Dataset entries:
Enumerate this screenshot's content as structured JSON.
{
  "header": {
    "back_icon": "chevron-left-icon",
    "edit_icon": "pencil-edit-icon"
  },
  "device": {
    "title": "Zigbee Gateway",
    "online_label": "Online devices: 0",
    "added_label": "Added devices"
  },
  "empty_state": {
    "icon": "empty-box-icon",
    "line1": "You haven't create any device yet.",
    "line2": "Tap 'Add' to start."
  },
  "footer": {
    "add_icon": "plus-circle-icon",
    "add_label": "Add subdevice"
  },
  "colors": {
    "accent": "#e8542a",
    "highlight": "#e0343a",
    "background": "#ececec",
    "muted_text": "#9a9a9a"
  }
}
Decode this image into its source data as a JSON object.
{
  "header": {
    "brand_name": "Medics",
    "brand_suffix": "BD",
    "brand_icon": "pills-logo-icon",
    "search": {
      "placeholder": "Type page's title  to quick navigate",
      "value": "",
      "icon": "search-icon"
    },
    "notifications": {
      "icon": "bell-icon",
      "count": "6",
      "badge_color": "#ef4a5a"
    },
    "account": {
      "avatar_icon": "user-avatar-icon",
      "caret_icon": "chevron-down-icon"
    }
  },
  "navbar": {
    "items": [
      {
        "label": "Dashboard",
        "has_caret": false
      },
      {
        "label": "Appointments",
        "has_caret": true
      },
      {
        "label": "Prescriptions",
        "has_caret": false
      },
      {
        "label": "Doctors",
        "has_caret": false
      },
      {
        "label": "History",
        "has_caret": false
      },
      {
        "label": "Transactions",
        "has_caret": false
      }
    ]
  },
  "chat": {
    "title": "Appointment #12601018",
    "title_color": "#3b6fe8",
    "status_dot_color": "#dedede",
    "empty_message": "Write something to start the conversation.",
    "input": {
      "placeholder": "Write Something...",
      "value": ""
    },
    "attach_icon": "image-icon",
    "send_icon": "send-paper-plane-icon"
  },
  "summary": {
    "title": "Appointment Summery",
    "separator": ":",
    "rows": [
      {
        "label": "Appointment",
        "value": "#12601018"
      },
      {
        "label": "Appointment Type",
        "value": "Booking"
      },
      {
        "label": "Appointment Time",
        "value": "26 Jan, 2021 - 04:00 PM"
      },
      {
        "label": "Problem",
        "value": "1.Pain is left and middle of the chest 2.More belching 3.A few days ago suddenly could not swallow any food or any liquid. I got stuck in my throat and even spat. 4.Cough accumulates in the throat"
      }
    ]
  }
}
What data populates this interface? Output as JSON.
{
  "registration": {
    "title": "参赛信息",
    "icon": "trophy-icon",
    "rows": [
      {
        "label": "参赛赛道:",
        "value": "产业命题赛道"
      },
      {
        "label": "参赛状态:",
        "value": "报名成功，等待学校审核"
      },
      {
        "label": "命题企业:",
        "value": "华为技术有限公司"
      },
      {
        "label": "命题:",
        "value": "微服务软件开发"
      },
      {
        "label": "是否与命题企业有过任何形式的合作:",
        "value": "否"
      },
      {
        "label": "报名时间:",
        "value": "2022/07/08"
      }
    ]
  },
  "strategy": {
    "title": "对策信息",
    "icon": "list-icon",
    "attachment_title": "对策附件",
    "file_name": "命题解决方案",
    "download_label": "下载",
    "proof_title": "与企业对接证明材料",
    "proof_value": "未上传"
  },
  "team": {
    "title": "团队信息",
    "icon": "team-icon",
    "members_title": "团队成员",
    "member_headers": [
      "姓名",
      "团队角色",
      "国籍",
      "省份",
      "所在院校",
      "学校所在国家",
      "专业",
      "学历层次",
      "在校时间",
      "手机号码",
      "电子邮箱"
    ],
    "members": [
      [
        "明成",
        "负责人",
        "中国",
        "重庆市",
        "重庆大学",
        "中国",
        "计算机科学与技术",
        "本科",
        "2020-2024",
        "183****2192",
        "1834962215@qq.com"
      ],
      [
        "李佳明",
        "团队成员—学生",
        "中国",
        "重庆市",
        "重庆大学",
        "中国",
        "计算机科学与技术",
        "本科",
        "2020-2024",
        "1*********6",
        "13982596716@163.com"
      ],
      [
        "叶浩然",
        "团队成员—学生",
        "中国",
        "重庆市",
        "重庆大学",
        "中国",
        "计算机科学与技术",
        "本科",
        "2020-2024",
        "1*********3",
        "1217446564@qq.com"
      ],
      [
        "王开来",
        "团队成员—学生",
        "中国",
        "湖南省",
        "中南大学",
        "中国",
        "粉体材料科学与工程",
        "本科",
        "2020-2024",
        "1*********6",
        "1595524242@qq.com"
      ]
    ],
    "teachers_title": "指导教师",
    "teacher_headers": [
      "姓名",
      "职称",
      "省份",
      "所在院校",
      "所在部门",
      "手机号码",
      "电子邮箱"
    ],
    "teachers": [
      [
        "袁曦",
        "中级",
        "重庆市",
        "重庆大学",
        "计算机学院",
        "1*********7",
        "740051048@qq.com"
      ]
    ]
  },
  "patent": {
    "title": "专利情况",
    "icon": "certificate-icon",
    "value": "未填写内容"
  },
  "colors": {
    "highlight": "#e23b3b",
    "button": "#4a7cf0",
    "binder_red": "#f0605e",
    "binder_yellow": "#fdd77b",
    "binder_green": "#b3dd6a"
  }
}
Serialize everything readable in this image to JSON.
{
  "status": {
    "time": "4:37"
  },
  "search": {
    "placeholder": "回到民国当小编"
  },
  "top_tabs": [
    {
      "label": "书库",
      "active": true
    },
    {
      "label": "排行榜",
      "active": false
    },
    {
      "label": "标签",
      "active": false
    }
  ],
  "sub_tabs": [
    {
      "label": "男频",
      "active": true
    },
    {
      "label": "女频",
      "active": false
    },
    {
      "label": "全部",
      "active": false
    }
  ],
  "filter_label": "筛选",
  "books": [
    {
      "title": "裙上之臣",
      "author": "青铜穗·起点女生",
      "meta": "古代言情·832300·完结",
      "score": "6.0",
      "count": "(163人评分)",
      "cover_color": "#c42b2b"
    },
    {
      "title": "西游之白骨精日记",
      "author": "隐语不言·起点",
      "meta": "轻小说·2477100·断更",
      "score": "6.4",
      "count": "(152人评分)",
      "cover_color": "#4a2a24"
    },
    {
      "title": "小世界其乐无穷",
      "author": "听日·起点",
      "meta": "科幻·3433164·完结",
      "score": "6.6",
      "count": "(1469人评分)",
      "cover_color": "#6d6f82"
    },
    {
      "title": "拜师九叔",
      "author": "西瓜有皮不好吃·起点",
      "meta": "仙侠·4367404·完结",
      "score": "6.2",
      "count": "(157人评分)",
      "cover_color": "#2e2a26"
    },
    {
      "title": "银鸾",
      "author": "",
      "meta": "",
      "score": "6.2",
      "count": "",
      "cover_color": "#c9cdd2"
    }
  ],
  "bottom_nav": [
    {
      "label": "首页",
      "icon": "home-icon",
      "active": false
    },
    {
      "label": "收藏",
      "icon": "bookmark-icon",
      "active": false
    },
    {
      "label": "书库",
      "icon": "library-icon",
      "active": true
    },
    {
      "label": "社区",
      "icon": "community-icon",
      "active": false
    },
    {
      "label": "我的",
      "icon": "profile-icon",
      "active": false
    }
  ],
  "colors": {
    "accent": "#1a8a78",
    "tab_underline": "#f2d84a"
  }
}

## THE TASK
Reproduce the records word for word.

## RESPONSE TO THE EXERCISE
Enumerate this screenshot's content as structured JSON.
{
  "header": {
    "back_icon": "chevron-left-icon",
    "edit_icon": "pencil-edit-icon"
  },
  "device": {
    "title": "Zigbee Gateway",
    "online_label": "Online devices: 0",
    "added_label": "Added devices"
  },
  "empty_state": {
    "icon": "empty-box-icon",
    "line1": "You haven't create any device yet.",
    "line2": "Tap 'Add' to start."
  },
  "footer": {
    "add_icon": "plus-circle-icon",
    "add_label": "Add subdevice"
  },
  "colors": {
    "accent": "#e8542a",
    "highlight": "#e0343a",
    "background": "#ececec",
    "muted_text": "#9a9a9a"
  }
}
Decode this image into its source data as a JSON object.
{
  "header": {
    "brand_name": "Medics",
    "brand_suffix": "BD",
    "brand_icon": "pills-logo-icon",
    "search": {
      "placeholder": "Type page's title  to quick navigate",
      "value": "",
      "icon": "search-icon"
    },
    "notifications": {
      "icon": "bell-icon",
      "count": "6",
      "badge_color": "#ef4a5a"
    },
    "account": {
      "avatar_icon": "user-avatar-icon",
      "caret_icon": "chevron-down-icon"
    }
  },
  "navbar": {
    "items": [
      {
        "label": "Dashboard",
        "has_caret": false
      },
      {
        "label": "Appointments",
        "has_caret": true
      },
      {
        "label": "Prescriptions",
        "has_caret": false
      },
      {
        "label": "Doctors",
        "has_caret": false
      },
      {
        "label": "History",
        "has_caret": false
      },
      {
        "label": "Transactions",
        "has_caret": false
      }
    ]
  },
  "chat": {
    "title": "Appointment #12601018",
    "title_color": "#3b6fe8",
    "status_dot_color": "#dedede",
    "empty_message": "Write something to start the conversation.",
    "input": {
      "placeholder": "Write Something...",
      "value": ""
    },
    "attach_icon": "image-icon",
    "send_icon": "send-paper-plane-icon"
  },
  "summary": {
    "title": "Appointment Summery",
    "separator": ":",
    "rows": [
      {
        "label": "Appointment",
        "value": "#12601018"
      },
      {
        "label": "Appointment Type",
        "value": "Booking"
      },
      {
        "label": "Appointment Time",
        "value": "26 Jan, 2021 - 04:00 PM"
      },
      {
        "label": "Problem",
        "value": "1.Pain is left and middle of the chest 2.More belching 3.A few days ago suddenly could not swallow any food or any liquid. I got stuck in my throat and even spat. 4.Cough accumulates in the throat"
      }
    ]
  }
}
What data populates this interface? Output as JSON.
{
  "registration": {
    "title": "参赛信息",
    "icon": "trophy-icon",
    "rows": [
      {
        "label": "参赛赛道:",
        "value": "产业命题赛道"
      },
      {
        "label": "参赛状态:",
        "value": "报名成功，等待学校审核"
      },
      {
        "label": "命题企业:",
        "value": "华为技术有限公司"
      },
      {
        "label": "命题:",
        "value": "微服务软件开发"
      },
      {
        "label": "是否与命题企业有过任何形式的合作:",
        "value": "否"
      },
      {
        "label": "报名时间:",
        "value": "2022/07/08"
      }
    ]
  },
  "strategy": {
    "title": "对策信息",
    "icon": "list-icon",
    "attachment_title": "对策附件",
    "file_name": "命题解决方案",
    "download_label": "下载",
    "proof_title": "与企业对接证明材料",
    "proof_value": "未上传"
  },
  "team": {
    "title": "团队信息",
    "icon": "team-icon",
    "members_title": "团队成员",
    "member_headers": [
      "姓名",
      "团队角色",
      "国籍",
      "省份",
      "所在院校",
      "学校所在国家",
      "专业",
      "学历层次",
      "在校时间",
      "手机号码",
      "电子邮箱"
    ],
    "members": [
      [
        "明成",
        "负责人",
        "中国",
        "重庆市",
        "重庆大学",
        "中国",
        "计算机科学与技术",
        "本科",
        "2020-2024",
        "183****2192",
        "1834962215@qq.com"
      ],
      [
        "李佳明",
        "团队成员—学生",
        "中国",
        "重庆市",
        "重庆大学",
        "中国",
        "计算机科学与技术",
        "本科",
        "2020-2024",
        "1*********6",
        "13982596716@163.com"
      ],
      [
        "叶浩然",
        "团队成员—学生",
        "中国",
        "重庆市",
        "重庆大学",
        "中国",
        "计算机科学与技术",
        "本科",
        "2020-2024",
        "1*********3",
        "1217446564@qq.com"
      ],
      [
        "王开来",
        "团队成员—学生",
        "中国",
        "湖南省",
        "中南大学",
        "中国",
        "粉体材料科学与工程",
        "本科",
        "2020-2024",
        "1*********6",
        "1595524242@qq.com"
      ]
    ],
    "teachers_title": "指导教师",
    "teacher_headers": [
      "姓名",
      "职称",
      "省份",
      "所在院校",
      "所在部门",
      "手机号码",
      "电子邮箱"
    ],
    "teachers": [
      [
        "袁曦",
        "中级",
        "重庆市",
        "重庆大学",
        "计算机学院",
        "1*********7",
        "740051048@qq.com"
      ]
    ]
  },
  "patent": {
    "title": "专利情况",
    "icon": "certificate-icon",
    "value": "未填写内容"
  },
  "colors": {
    "highlight": "#e23b3b",
    "button": "#4a7cf0",
    "binder_red": "#f0605e",
    "binder_yellow": "#fdd77b",
    "binder_green": "#b3dd6a"
  }
}
Serialize everything readable in this image to JSON.
{
  "status": {
    "time": "4:37"
  },
  "search": {
    "placeholder": "回到民国当小编"
  },
  "top_tabs": [
    {
      "label": "书库",
      "active": true
    },
    {
      "label": "排行榜",
      "active": false
    },
    {
      "label": "标签",
      "active": false
    }
  ],
  "sub_tabs": [
    {
      "label": "男频",
      "active": true
    },
    {
      "label": "女频",
      "active": false
    },
    {
      "label": "全部",
      "active": false
    }
  ],
  "filter_label": "筛选",
  "books": [
    {
      "title": "裙上之臣",
      "author": "青铜穗·起点女生",
      "meta": "古代言情·832300·完结",
      "score": "6.0",
      "count": "(163人评分)",
      "cover_color": "#c42b2b"
    },
    {
      "title": "西游之白骨精日记",
      "author": "隐语不言·起点",
      "meta": "轻小说·2477100·断更",
      "score": "6.4",
      "count": "(152人评分)",
      "cover_color": "#4a2a24"
    },
    {
      "title": "小世界其乐无穷",
      "author": "听日·起点",
      "meta": "科幻·3433164·完结",
      "score": "6.6",
      "count": "(1469人评分)",
      "cover_color": "#6d6f82"
    },
    {
      "title": "拜师九叔",
      "author": "西瓜有皮不好吃·起点",
      "meta": "仙侠·4367404·完结",
      "score": "6.2",
      "count": "(157人评分)",
      "cover_color": "#2e2a26"
    },
    {
      "title": "银鸾",
      "author": "",
      "meta": "",
      "score": "6.2",
      "count": "",
      "cover_color": "#c9cdd2"
    }
  ],
  "bottom_nav": [
    {
      "label": "首页",
      "icon": "home-icon",
      "active": false
    },
    {
      "label": "收藏",
      "icon": "bookmark-icon",
      "active": false
    },
    {
      "label": "书库",
      "icon": "library-icon",
      "active": true
    },
    {
      "label": "社区",
      "icon": "community-icon",
      "active": false
    },
    {
      "label": "我的",
      "icon": "profile-icon",
      "active": false
    }
  ],
  "colors": {
    "accent": "#1a8a78",
    "tab_underline": "#f2d84a"
  }
}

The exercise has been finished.